● Given instruction
Repeat each line exactly, leaving nothing out.

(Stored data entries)
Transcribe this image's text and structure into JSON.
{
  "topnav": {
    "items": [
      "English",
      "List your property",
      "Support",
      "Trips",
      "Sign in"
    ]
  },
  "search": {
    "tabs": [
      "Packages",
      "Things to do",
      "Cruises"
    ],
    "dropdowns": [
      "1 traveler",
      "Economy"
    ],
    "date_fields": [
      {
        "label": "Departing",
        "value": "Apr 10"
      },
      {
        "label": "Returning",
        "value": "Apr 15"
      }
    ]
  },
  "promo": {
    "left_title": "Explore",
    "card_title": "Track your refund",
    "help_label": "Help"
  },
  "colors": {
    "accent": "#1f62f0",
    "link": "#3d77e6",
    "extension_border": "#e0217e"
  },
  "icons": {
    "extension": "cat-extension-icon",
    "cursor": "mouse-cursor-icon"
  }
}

● Solution below
Transcribe this image's text and structure into JSON.
{
  "topnav": {
    "items": [
      "English",
      "List your property",
      "Support",
      "Trips",
      "Sign in"
    ]
  },
  "search": {
    "tabs": [
      "Packages",
      "Things to do",
      "Cruises"
    ],
    "dropdowns": [
      "1 traveler",
      "Economy"
    ],
    "date_fields": [
      {
        "label": "Departing",
        "value": "Apr 10"
      },
      {
        "label": "Returning",
        "value": "Apr 15"
      }
    ]
  },
  "promo": {
    "left_title": "Explore",
    "card_title": "Track your refund",
    "help_label": "Help"
  },
  "colors": {
    "accent": "#1f62f0",
    "link": "#3d77e6",
    "extension_border": "#e0217e"
  },
  "icons": {
    "extension": "cat-extension-icon",
    "cursor": "mouse-cursor-icon"
  }
}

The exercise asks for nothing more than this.